**Rows from a dataset**
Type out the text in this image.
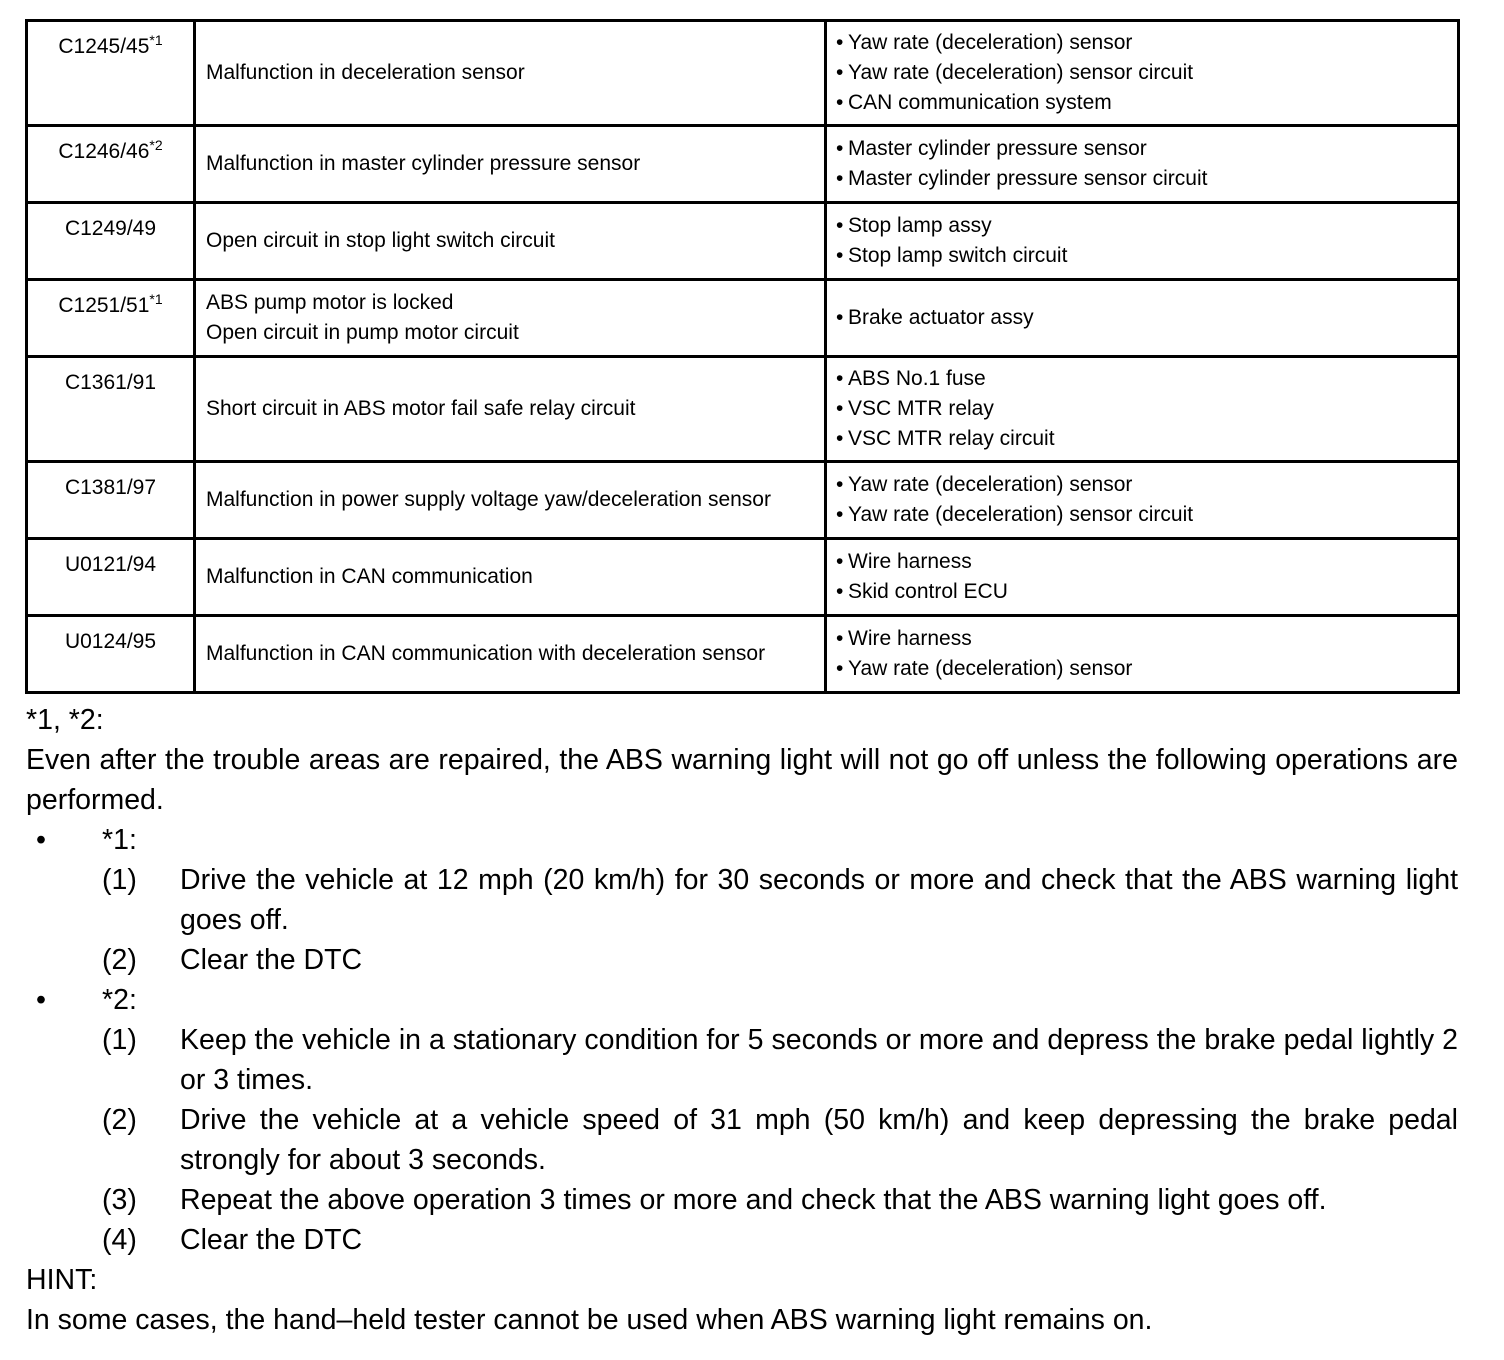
C1245/45$^{*1}$	Malfunction in deceleration sensor	• Yaw rate (deceleration) sensor
• Yaw rate (deceleration) sensor circuit
• CAN communication system

C1246/46$^{*2}$	Malfunction in master cylinder pressure sensor	• Master cylinder pressure sensor
• Master cylinder pressure sensor circuit

C1249/49	Open circuit in stop light switch circuit	• Stop lamp assy
• Stop lamp switch circuit

C1251/51$^{*1}$	ABS pump motor is locked
Open circuit in pump motor circuit	• Brake actuator assy

C1361/91	Short circuit in ABS motor fail safe relay circuit	• ABS No.1 fuse
• VSC MTR relay
• VSC MTR relay circuit

C1381/97	Malfunction in power supply voltage yaw/deceleration sensor	• Yaw rate (deceleration) sensor
• Yaw rate (deceleration) sensor circuit

U0121/94	Malfunction in CAN communication	• Wire harness
• Skid control ECU

U0124/95	Malfunction in CAN communication with deceleration sensor	• Wire harness
• Yaw rate (deceleration) sensor

*1, *2:

Even after the trouble areas are repaired, the ABS warning light will not go off unless the following operations are performed.

• *1:

(1) Drive the vehicle at 12 mph (20 km/h) for 30 seconds or more and check that the ABS warning light goes off.

(2) Clear the DTC

• *2:

(1) Keep the vehicle in a stationary condition for 5 seconds or more and depress the brake pedal lightly 2 or 3 times.

(2) Drive the vehicle at a vehicle speed of 31 mph (50 km/h) and keep depressing the brake pedal strongly for about 3 seconds.

(3) Repeat the above operation 3 times or more and check that the ABS warning light goes off.

(4) Clear the DTC

HINT:

In some cases, the hand–held tester cannot be used when ABS warning light remains on.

**REQUIREMENT**
Look through the records and gather every line containing "sensor".

**WORKED ANSWER**
C1245/45$^{*1}$	Malfunction in deceleration sensor	• Yaw rate (deceleration) sensor
• Yaw rate (deceleration) sensor circuit
C1246/46$^{*2}$	Malfunction in master cylinder pressure sensor	• Master cylinder pressure sensor
• Master cylinder pressure sensor circuit
C1381/97	Malfunction in power supply voltage yaw/deceleration sensor	• Yaw rate (deceleration) sensor
• Yaw rate (deceleration) sensor circuit
U0124/95	Malfunction in CAN communication with deceleration sensor	• Wire harness
• Yaw rate (deceleration) sensor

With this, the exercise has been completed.